Given exercise:
From the listing that follows, extract every line and set it down unaltered.

[Extracted data entries]
·····

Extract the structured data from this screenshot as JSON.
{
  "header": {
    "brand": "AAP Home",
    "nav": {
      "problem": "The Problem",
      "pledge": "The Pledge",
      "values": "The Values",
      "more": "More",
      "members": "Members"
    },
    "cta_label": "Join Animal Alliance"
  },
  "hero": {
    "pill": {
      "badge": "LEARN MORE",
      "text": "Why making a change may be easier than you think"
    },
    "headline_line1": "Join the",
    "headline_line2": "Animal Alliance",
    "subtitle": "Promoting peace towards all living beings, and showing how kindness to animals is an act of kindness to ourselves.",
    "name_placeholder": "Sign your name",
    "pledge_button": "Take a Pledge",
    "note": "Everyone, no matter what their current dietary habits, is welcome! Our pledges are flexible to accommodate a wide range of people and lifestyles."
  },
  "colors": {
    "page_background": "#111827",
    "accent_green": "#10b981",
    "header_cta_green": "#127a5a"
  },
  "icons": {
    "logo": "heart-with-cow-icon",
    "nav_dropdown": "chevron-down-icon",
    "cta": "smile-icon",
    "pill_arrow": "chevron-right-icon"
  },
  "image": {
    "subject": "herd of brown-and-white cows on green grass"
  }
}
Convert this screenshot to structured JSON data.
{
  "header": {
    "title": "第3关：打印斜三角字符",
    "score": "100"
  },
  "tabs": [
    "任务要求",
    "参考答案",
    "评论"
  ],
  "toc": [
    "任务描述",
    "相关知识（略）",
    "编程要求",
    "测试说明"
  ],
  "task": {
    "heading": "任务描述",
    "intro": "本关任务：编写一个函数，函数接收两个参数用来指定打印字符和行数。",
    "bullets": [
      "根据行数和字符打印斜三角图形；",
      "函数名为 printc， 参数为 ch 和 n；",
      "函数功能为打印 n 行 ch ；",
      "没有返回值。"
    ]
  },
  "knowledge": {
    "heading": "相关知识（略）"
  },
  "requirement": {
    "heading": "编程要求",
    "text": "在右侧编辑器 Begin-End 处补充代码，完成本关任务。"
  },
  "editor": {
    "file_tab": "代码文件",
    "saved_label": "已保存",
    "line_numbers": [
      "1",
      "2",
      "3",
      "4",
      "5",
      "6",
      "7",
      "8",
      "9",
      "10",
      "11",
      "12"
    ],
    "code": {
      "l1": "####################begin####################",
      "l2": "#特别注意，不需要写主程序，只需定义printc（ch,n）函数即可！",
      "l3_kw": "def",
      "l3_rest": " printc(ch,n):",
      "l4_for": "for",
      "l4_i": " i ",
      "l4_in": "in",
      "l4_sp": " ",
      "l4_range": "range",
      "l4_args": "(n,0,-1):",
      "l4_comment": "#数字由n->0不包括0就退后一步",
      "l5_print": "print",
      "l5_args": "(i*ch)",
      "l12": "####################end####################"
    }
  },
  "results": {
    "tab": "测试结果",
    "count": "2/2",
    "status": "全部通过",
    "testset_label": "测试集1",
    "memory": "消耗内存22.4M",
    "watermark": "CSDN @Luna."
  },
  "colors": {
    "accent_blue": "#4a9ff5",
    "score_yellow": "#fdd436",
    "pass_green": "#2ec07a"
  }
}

·····

Answer to this problem:
Extract the structured data from this screenshot as JSON.
{
  "header": {
    "brand": "AAP Home",
    "nav": {
      "problem": "The Problem",
      "pledge": "The Pledge",
      "values": "The Values",
      "more": "More",
      "members": "Members"
    },
    "cta_label": "Join Animal Alliance"
  },
  "hero": {
    "pill": {
      "badge": "LEARN MORE",
      "text": "Why making a change may be easier than you think"
    },
    "headline_line1": "Join the",
    "headline_line2": "Animal Alliance",
    "subtitle": "Promoting peace towards all living beings, and showing how kindness to animals is an act of kindness to ourselves.",
    "name_placeholder": "Sign your name",
    "pledge_button": "Take a Pledge",
    "note": "Everyone, no matter what their current dietary habits, is welcome! Our pledges are flexible to accommodate a wide range of people and lifestyles."
  },
  "colors": {
    "page_background": "#111827",
    "accent_green": "#10b981",
    "header_cta_green": "#127a5a"
  },
  "icons": {
    "logo": "heart-with-cow-icon",
    "nav_dropdown": "chevron-down-icon",
    "cta": "smile-icon",
    "pill_arrow": "chevron-right-icon"
  },
  "image": {
    "subject": "herd of brown-and-white cows on green grass"
  }
}
Convert this screenshot to structured JSON data.
{
  "header": {
    "title": "第3关：打印斜三角字符",
    "score": "100"
  },
  "tabs": [
    "任务要求",
    "参考答案",
    "评论"
  ],
  "toc": [
    "任务描述",
    "相关知识（略）",
    "编程要求",
    "测试说明"
  ],
  "task": {
    "heading": "任务描述",
    "intro": "本关任务：编写一个函数，函数接收两个参数用来指定打印字符和行数。",
    "bullets": [
      "根据行数和字符打印斜三角图形；",
      "函数名为 printc， 参数为 ch 和 n；",
      "函数功能为打印 n 行 ch ；",
      "没有返回值。"
    ]
  },
  "knowledge": {
    "heading": "相关知识（略）"
  },
  "requirement": {
    "heading": "编程要求",
    "text": "在右侧编辑器 Begin-End 处补充代码，完成本关任务。"
  },
  "editor": {
    "file_tab": "代码文件",
    "saved_label": "已保存",
    "line_numbers": [
      "1",
      "2",
      "3",
      "4",
      "5",
      "6",
      "7",
      "8",
      "9",
      "10",
      "11",
      "12"
    ],
    "code": {
      "l1": "####################begin####################",
      "l2": "#特别注意，不需要写主程序，只需定义printc（ch,n）函数即可！",
      "l3_kw": "def",
      "l3_rest": " printc(ch,n):",
      "l4_for": "for",
      "l4_i": " i ",
      "l4_in": "in",
      "l4_sp": " ",
      "l4_range": "range",
      "l4_args": "(n,0,-1):",
      "l4_comment": "#数字由n->0不包括0就退后一步",
      "l5_print": "print",
      "l5_args": "(i*ch)",
      "l12": "####################end####################"
    }
  },
  "results": {
    "tab": "测试结果",
    "count": "2/2",
    "status": "全部通过",
    "testset_label": "测试集1",
    "memory": "消耗内存22.4M",
    "watermark": "CSDN @Luna."
  },
  "colors": {
    "accent_blue": "#4a9ff5",
    "score_yellow": "#fdd436",
    "pass_green": "#2ec07a"
  }
}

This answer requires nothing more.